# [Goal]
From the listing below, pull out every line where the string "text" appears.

# [Entries shown]

▬▬▬

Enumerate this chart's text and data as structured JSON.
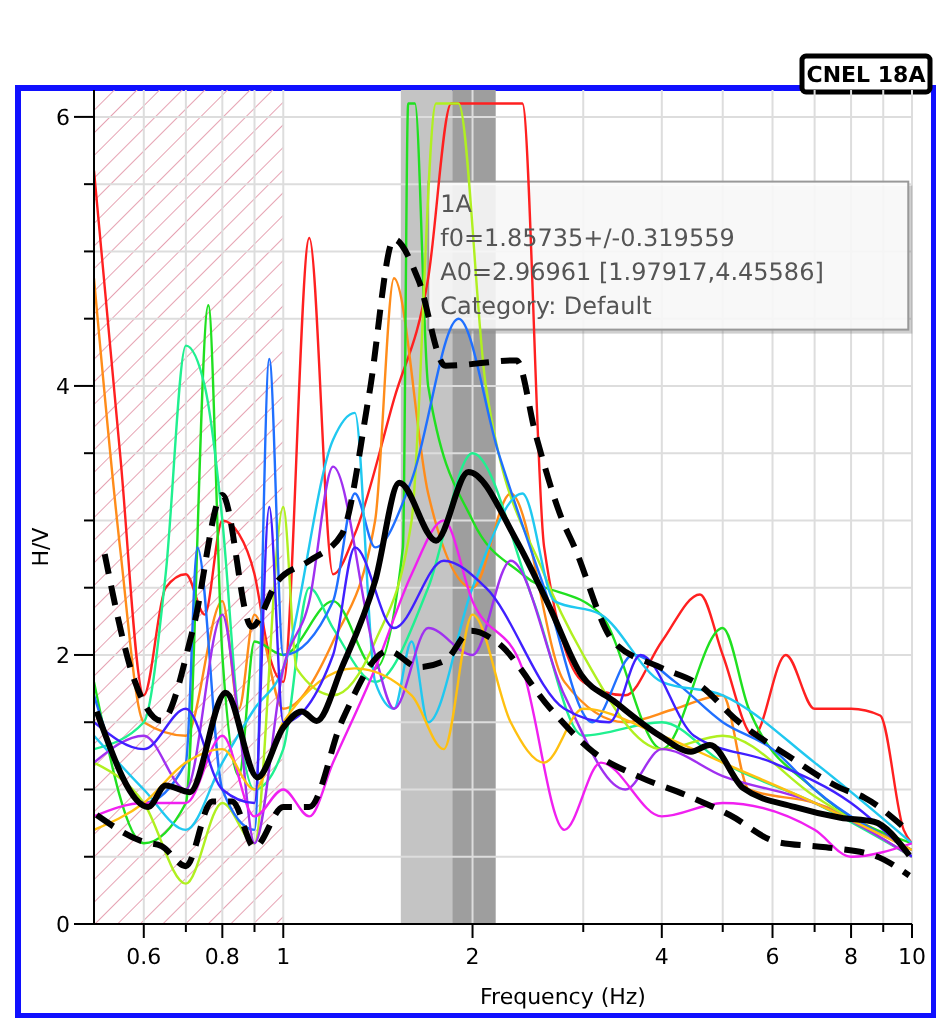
{
  "chart_data": {
    "type": "line",
    "title": "CNEL 18A",
    "xlabel": "Frequency (Hz)",
    "ylabel": "H/V",
    "log": "x",
    "grid": true,
    "xlim": [
      0.5,
      10
    ],
    "ylim": [
      0,
      6.2
    ],
    "xticks": [
      {
        "value": 0.6,
        "label": "0.6"
      },
      {
        "value": 0.7,
        "label": null
      },
      {
        "value": 0.8,
        "label": "0.8"
      },
      {
        "value": 0.9,
        "label": null
      },
      1,
      2,
      {
        "value": 3,
        "label": null
      },
      4,
      {
        "value": 5,
        "label": null
      },
      6,
      {
        "value": 7,
        "label": null
      },
      8,
      {
        "value": 9,
        "label": null
      },
      10
    ],
    "yticks": [
      0,
      {
        "value": 0.5,
        "label": null
      },
      {
        "value": 1,
        "label": null
      },
      {
        "value": 1.5,
        "label": null
      },
      2,
      {
        "value": 2.5,
        "label": null
      },
      {
        "value": 3,
        "label": null
      },
      {
        "value": 3.5,
        "label": null
      },
      4,
      {
        "value": 4.5,
        "label": null
      },
      {
        "value": 5,
        "label": null
      },
      {
        "value": 5.5,
        "label": null
      },
      6
    ],
    "bands": [
      {
        "axis": "x",
        "from": 0.5,
        "to": 1,
        "color": "#e6a3b3",
        "label": null
      },
      {
        "axis": "x",
        "from": 1.538,
        "to": 1.857,
        "color": "#c4c4c4",
        "label": null
      },
      {
        "axis": "x",
        "from": 1.857,
        "to": 2.177,
        "color": "#9e9e9e",
        "label": null
      }
    ],
    "annotations": [
      {
        "text": "1A",
        "x": 1.857,
        "y": 5.4
      },
      "f0=1.85735+/-0.319559",
      "A0=2.96961 [1.97917,4.45586]",
      "Category: Default"
    ],
    "series": [
      {
        "color": "#ff2020",
        "x": [
          0.5,
          0.55,
          0.6,
          0.65,
          0.7,
          0.75,
          0.8,
          0.85,
          0.9,
          0.95,
          1.0,
          1.1,
          1.2,
          1.3,
          1.5,
          1.7,
          1.85,
          2.4,
          2.6,
          3.0,
          3.5,
          4.0,
          4.6,
          5.0,
          5.6,
          6.3,
          7.0,
          8.0,
          8.9,
          9.7,
          10
        ],
        "values": [
          5.6,
          3.5,
          1.7,
          2.5,
          2.6,
          2.3,
          3.0,
          2.9,
          2.6,
          2.0,
          1.8,
          5.1,
          2.6,
          2.9,
          3.9,
          4.8,
          6.1,
          6.1,
          2.8,
          1.8,
          1.7,
          2.1,
          2.45,
          2.0,
          1.4,
          2.0,
          1.6,
          1.6,
          1.55,
          0.7,
          0.6
        ]
      },
      {
        "color": "#ff8c1a",
        "x": [
          0.5,
          0.55,
          0.6,
          0.7,
          0.8,
          0.85,
          0.9,
          1.0,
          1.2,
          1.4,
          1.5,
          1.7,
          2.0,
          2.3,
          2.8,
          3.5,
          4.2,
          5.0,
          5.5,
          7,
          10
        ],
        "values": [
          4.8,
          2.8,
          1.5,
          1.4,
          2.4,
          1.6,
          2.3,
          1.6,
          2.1,
          3.0,
          4.8,
          3.2,
          2.5,
          3.2,
          1.8,
          1.5,
          1.6,
          1.7,
          1.0,
          0.9,
          0.55
        ]
      },
      {
        "color": "#20e020",
        "x": [
          0.5,
          0.6,
          0.7,
          0.76,
          0.8,
          0.85,
          0.9,
          1.0,
          1.2,
          1.4,
          1.55,
          1.58,
          1.62,
          1.7,
          2.0,
          2.4,
          3.2,
          4,
          5,
          5.5,
          7,
          10
        ],
        "values": [
          1.8,
          0.6,
          0.9,
          4.6,
          2.0,
          1.1,
          2.1,
          2.0,
          2.4,
          1.9,
          2.8,
          6.1,
          6.1,
          4.0,
          3.0,
          2.6,
          2.3,
          1.3,
          2.2,
          1.6,
          1.0,
          0.6
        ]
      },
      {
        "color": "#20f090",
        "x": [
          0.5,
          0.6,
          0.65,
          0.7,
          0.75,
          0.8,
          0.85,
          0.9,
          1.0,
          1.1,
          1.2,
          1.4,
          1.7,
          2.0,
          2.5,
          3,
          4,
          5,
          7,
          10
        ],
        "values": [
          1.3,
          1.5,
          2.6,
          4.3,
          4.0,
          3.0,
          1.5,
          1.0,
          1.3,
          2.5,
          2.2,
          1.8,
          2.5,
          3.5,
          2.4,
          1.4,
          1.5,
          1.2,
          0.9,
          0.5
        ]
      },
      {
        "color": "#b0f020",
        "x": [
          0.5,
          0.6,
          0.7,
          0.8,
          0.9,
          1.0,
          1.05,
          1.2,
          1.4,
          1.6,
          1.75,
          1.9,
          2.1,
          2.6,
          3.0,
          4,
          5,
          7,
          10
        ],
        "values": [
          1.2,
          0.9,
          0.3,
          0.9,
          0.6,
          3.1,
          1.9,
          1.7,
          2.1,
          3.0,
          6.1,
          6.1,
          4.0,
          2.6,
          2.0,
          1.3,
          1.4,
          0.95,
          0.5
        ]
      },
      {
        "color": "#2070ff",
        "x": [
          0.5,
          0.6,
          0.7,
          0.73,
          0.8,
          0.9,
          0.95,
          1.0,
          1.2,
          1.3,
          1.4,
          1.6,
          1.9,
          2.2,
          2.6,
          3.1,
          3.6,
          4.2,
          5,
          6,
          7,
          10
        ],
        "values": [
          1.7,
          0.9,
          1.2,
          2.8,
          1.0,
          0.7,
          4.2,
          2.0,
          2.4,
          3.2,
          2.8,
          3.3,
          4.5,
          3.5,
          2.5,
          1.5,
          2.0,
          1.8,
          1.5,
          1.3,
          1.0,
          0.55
        ]
      },
      {
        "color": "#20c8f0",
        "x": [
          0.5,
          0.6,
          0.7,
          0.8,
          0.9,
          1.0,
          1.2,
          1.3,
          1.4,
          1.5,
          1.6,
          1.7,
          2.0,
          2.4,
          2.7,
          3.2,
          4,
          5,
          7,
          10
        ],
        "values": [
          1.4,
          1.0,
          0.7,
          1.2,
          1.6,
          1.9,
          3.6,
          3.8,
          1.8,
          1.6,
          2.1,
          1.5,
          2.5,
          3.2,
          2.4,
          2.3,
          1.8,
          1.7,
          1.2,
          0.6
        ]
      },
      {
        "color": "#a030f0",
        "x": [
          0.5,
          0.6,
          0.7,
          0.8,
          0.85,
          0.9,
          1.0,
          1.1,
          1.2,
          1.4,
          1.5,
          1.7,
          2.0,
          2.3,
          2.8,
          3.5,
          4,
          5,
          7,
          10
        ],
        "values": [
          1.2,
          1.4,
          1.0,
          2.3,
          1.5,
          0.6,
          1.9,
          2.4,
          3.4,
          2.0,
          1.6,
          2.2,
          2.0,
          2.7,
          1.7,
          1.0,
          1.3,
          1.1,
          0.9,
          0.5
        ]
      },
      {
        "color": "#f020f0",
        "x": [
          0.5,
          0.6,
          0.7,
          0.8,
          0.9,
          1.0,
          1.1,
          1.2,
          1.4,
          1.6,
          1.8,
          2.0,
          2.4,
          2.8,
          3.2,
          4,
          5,
          7,
          8,
          10
        ],
        "values": [
          0.8,
          0.9,
          0.9,
          1.4,
          0.8,
          1.0,
          0.8,
          1.2,
          1.9,
          2.6,
          3.0,
          2.4,
          1.9,
          0.7,
          1.2,
          0.8,
          0.9,
          0.7,
          0.5,
          0.6
        ]
      },
      {
        "color": "#ffc010",
        "x": [
          0.5,
          0.6,
          0.7,
          0.8,
          0.9,
          1.0,
          1.3,
          1.6,
          1.8,
          2.0,
          2.3,
          2.6,
          3.0,
          4,
          5,
          7,
          10
        ],
        "values": [
          0.7,
          0.9,
          1.2,
          1.3,
          1.0,
          1.5,
          1.9,
          1.7,
          1.3,
          2.3,
          1.5,
          1.2,
          1.6,
          1.4,
          1.2,
          0.9,
          0.55
        ]
      },
      {
        "color": "#4020ff",
        "x": [
          0.5,
          0.6,
          0.7,
          0.8,
          0.9,
          0.95,
          1.0,
          1.2,
          1.3,
          1.5,
          1.8,
          2.1,
          2.8,
          3.3,
          3.7,
          4.5,
          6,
          8,
          10
        ],
        "values": [
          1.5,
          1.3,
          1.6,
          1.0,
          0.9,
          3.1,
          1.5,
          2.0,
          2.8,
          2.2,
          2.7,
          2.5,
          1.6,
          1.5,
          2.0,
          1.4,
          1.2,
          0.9,
          0.5
        ]
      },
      {
        "color": "#000000",
        "line_style": "dashed",
        "x": [
          0.52,
          0.58,
          0.64,
          0.72,
          0.8,
          0.89,
          0.98,
          1.1,
          1.24,
          1.37,
          1.5,
          1.64,
          1.81,
          2.35,
          2.52,
          2.78,
          2.9,
          3.35,
          3.97,
          4.58,
          5.28,
          6.35,
          7.7,
          8.4,
          9.7
        ],
        "values": [
          2.75,
          1.81,
          1.51,
          2.21,
          3.19,
          2.21,
          2.55,
          2.7,
          2.9,
          3.94,
          5.09,
          4.79,
          4.15,
          4.19,
          3.64,
          3.0,
          2.81,
          2.1,
          1.91,
          1.78,
          1.51,
          1.25,
          1.01,
          0.94,
          0.72
        ]
      },
      {
        "color": "#000000",
        "line_style": "solid",
        "x": [
          0.505,
          0.61,
          0.65,
          0.71,
          0.81,
          0.91,
          1.0,
          1.07,
          1.13,
          1.24,
          1.4,
          1.53,
          1.75,
          1.97,
          2.35,
          2.65,
          2.98,
          3.35,
          3.97,
          4.45,
          4.77,
          5.39,
          6.5,
          7.7,
          8.7,
          9.9
        ],
        "values": [
          1.58,
          0.87,
          1.03,
          0.98,
          1.72,
          1.09,
          1.46,
          1.58,
          1.51,
          1.91,
          2.55,
          3.28,
          2.85,
          3.36,
          2.85,
          2.36,
          1.85,
          1.66,
          1.4,
          1.28,
          1.33,
          1.01,
          0.87,
          0.79,
          0.76,
          0.51
        ]
      },
      {
        "color": "#000000",
        "line_style": "dashed",
        "x": [
          0.505,
          0.6,
          0.64,
          0.7,
          0.77,
          0.83,
          0.9,
          1.0,
          1.1,
          1.24,
          1.47,
          1.64,
          1.81,
          1.99,
          2.18,
          2.65,
          3.11,
          3.7,
          4.36,
          5.13,
          6.1,
          7.3,
          8.7,
          9.9
        ],
        "values": [
          0.81,
          0.61,
          0.58,
          0.43,
          0.91,
          0.91,
          0.57,
          0.87,
          0.87,
          1.51,
          2.03,
          1.91,
          1.96,
          2.18,
          2.1,
          1.61,
          1.28,
          1.09,
          0.96,
          0.81,
          0.61,
          0.57,
          0.51,
          0.36
        ]
      }
    ]
  }
}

▬▬▬

# [Written answer]
Enumerate this chart's text and data as structured JSON.
        "text": "1A",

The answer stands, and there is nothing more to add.